Text section>

_ _ _ _ _ _ _

Default to plan runs for logic and validation, and reserve apply runs for the handful of behaviors that genuinely require live resources. A suite that is mostly plan tests stays fast and cheap.

A worked example

Consider a small module that creates an S3 bucket with versioning and exposes a couple of outputs.

# main.tf
variable "bucket_name" {
  type = string

  validation {
    condition     = length(var.bucket_name) >= 3
    error_message = "bucket_name must be at least 3 characters."
  }
}

variable "force_destroy" {
  type    = bool
  default = false
}

resource "aws_s3_bucket" "this" {
  bucket        = var.bucket_name
  force_destroy = var.force_destroy
}

resource "aws_s3_bucket_versioning" "this" {
  bucket = aws_s3_bucket.this.id
  versioning_configuration {
    status = "Enabled"
  }
}

output "bucket_arn" {
  value = aws_s3_bucket.this.arn
}

output "versioning_status" {
  value = aws_s3_bucket_versioning.this.versioning_configuration[0].status
}

The test file lives in tests/bucket.tftest.hcl. The first run is a plan test that checks input validation logic; the second is an apply test that asserts on a real resource attribute and an output.

# tests/bucket.tftest.hcl
variables {
  bucket_name = "devcraftly-test-bucket"
}

run "versioning_is_enabled_in_plan" {
  command = plan

  assert {
    condition     = aws_s3_bucket_versioning.this.versioning_configuration[0].status == "Enabled"
    error_message = "Versioning must be configured as Enabled."

_ _ _ _ _ _ _

Your goal> Extract the entire Terraform testing text, reproducing every line and code block without any change. The entries after the Terraform testing text are separate material that has no connection to it.

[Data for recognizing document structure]
_ _ _ _ _ _ _

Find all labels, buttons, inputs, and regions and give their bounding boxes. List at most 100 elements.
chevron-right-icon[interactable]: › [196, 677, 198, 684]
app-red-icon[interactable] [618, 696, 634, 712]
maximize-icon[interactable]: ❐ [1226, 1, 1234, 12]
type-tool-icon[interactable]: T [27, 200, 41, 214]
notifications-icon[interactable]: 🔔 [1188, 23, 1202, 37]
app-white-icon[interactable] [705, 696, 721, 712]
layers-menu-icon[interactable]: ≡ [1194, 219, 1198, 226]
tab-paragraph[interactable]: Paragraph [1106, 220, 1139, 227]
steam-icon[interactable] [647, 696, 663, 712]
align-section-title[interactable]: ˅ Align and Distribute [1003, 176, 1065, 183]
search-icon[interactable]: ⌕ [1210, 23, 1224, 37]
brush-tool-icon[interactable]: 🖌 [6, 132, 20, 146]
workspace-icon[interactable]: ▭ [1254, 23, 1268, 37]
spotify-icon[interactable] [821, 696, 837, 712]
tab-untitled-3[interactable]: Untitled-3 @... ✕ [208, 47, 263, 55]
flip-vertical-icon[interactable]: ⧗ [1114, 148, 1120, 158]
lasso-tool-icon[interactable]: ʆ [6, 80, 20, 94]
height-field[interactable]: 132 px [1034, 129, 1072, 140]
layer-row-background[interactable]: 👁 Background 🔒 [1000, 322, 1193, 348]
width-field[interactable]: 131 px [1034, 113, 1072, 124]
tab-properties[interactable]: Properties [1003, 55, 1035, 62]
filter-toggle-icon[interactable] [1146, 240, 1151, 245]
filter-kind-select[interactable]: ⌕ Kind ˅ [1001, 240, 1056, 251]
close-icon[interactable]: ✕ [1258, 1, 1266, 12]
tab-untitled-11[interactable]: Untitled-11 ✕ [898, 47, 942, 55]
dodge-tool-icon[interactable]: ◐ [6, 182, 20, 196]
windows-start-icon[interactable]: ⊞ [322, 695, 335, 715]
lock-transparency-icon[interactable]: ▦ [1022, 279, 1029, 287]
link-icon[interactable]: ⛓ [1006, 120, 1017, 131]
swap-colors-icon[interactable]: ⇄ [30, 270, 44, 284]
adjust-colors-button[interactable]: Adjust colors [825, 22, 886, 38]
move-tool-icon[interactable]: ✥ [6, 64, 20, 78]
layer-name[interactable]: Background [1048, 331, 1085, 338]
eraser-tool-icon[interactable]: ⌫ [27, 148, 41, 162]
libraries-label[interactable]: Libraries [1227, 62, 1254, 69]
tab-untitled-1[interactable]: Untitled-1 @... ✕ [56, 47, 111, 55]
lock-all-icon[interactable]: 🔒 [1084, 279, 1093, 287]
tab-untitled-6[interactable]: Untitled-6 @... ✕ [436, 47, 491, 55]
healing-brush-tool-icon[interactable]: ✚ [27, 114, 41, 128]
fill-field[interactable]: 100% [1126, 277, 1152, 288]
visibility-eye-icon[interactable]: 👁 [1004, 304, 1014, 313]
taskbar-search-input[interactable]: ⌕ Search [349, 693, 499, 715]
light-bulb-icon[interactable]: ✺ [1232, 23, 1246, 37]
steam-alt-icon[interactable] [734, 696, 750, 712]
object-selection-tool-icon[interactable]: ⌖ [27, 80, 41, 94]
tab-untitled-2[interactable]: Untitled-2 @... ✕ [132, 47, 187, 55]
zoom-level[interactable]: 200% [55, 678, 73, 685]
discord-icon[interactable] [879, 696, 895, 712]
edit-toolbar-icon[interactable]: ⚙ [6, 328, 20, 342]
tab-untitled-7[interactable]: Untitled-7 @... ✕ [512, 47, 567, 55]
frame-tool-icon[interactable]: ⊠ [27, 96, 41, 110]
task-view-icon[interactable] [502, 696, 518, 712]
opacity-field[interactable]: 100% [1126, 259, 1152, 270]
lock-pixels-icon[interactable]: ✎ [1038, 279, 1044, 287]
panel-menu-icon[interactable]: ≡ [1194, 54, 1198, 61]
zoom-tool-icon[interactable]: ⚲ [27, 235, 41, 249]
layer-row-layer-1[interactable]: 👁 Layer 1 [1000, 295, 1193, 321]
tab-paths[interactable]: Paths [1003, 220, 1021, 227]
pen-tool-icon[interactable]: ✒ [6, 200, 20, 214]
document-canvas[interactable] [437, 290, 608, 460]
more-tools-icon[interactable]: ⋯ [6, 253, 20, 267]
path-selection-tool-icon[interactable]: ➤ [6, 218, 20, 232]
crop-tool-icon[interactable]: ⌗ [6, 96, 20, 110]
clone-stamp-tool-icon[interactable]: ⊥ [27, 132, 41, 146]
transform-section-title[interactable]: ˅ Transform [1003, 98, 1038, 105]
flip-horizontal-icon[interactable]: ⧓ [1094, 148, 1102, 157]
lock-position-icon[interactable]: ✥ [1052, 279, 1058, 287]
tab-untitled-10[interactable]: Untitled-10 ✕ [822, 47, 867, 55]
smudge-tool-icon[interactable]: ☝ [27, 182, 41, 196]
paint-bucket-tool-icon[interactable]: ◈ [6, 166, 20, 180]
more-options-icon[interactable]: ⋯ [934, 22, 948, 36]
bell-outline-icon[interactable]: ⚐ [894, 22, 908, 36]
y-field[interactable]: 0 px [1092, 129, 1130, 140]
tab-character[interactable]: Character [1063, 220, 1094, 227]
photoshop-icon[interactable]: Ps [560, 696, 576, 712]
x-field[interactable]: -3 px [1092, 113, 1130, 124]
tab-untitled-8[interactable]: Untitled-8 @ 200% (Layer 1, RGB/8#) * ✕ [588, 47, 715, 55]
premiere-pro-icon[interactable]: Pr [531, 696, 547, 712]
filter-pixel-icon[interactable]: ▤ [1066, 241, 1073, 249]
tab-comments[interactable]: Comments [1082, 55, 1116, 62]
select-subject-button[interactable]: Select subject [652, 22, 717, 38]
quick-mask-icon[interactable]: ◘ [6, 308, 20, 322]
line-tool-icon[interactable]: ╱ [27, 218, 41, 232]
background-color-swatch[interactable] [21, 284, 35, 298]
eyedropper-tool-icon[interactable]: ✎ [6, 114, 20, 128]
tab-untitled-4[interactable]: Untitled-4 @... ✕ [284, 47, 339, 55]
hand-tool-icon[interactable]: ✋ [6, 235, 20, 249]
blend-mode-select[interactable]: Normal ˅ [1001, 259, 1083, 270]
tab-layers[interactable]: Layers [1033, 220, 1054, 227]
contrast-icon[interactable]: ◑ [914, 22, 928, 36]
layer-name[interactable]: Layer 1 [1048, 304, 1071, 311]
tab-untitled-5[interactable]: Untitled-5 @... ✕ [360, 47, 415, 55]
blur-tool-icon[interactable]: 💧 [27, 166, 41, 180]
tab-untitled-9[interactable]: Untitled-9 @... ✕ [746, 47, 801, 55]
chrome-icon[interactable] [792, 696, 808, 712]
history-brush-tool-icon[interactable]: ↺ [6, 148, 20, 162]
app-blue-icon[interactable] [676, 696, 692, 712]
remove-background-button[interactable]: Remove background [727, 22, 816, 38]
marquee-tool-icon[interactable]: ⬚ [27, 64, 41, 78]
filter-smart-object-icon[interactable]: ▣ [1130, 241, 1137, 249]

_ _ _ _ _ _ _

Expected answer>
Default to plan runs for logic and validation, and reserve apply runs for the handful of behaviors that genuinely require live resources. A suite that is mostly plan tests stays fast and cheap.

A worked example

Consider a small module that creates an S3 bucket with versioning and exposes a couple of outputs.

# main.tf
variable "bucket_name" {
  type = string

  validation {
    condition     = length(var.bucket_name) >= 3
    error_message = "bucket_name must be at least 3 characters."
  }
}

variable "force_destroy" {
  type    = bool
  default = false
}

resource "aws_s3_bucket" "this" {
  bucket        = var.bucket_name
  force_destroy = var.force_destroy
}

resource "aws_s3_bucket_versioning" "this" {
  bucket = aws_s3_bucket.this.id
  versioning_configuration {
    status = "Enabled"
  }
}

output "bucket_arn" {
  value = aws_s3_bucket.this.arn
}

output "versioning_status" {
  value = aws_s3_bucket_versioning.this.versioning_configuration[0].status
}

The test file lives in tests/bucket.tftest.hcl. The first run is a plan test that checks input validation logic; the second is an apply test that asserts on a real resource attribute and an output.

# tests/bucket.tftest.hcl
variables {
  bucket_name = "devcraftly-test-bucket"
}

run "versioning_is_enabled_in_plan" {
  command = plan

  assert {
    condition     = aws_s3_bucket_versioning.this.versioning_configuration[0].status == "Enabled"
    error_message = "Versioning must be configured as Enabled."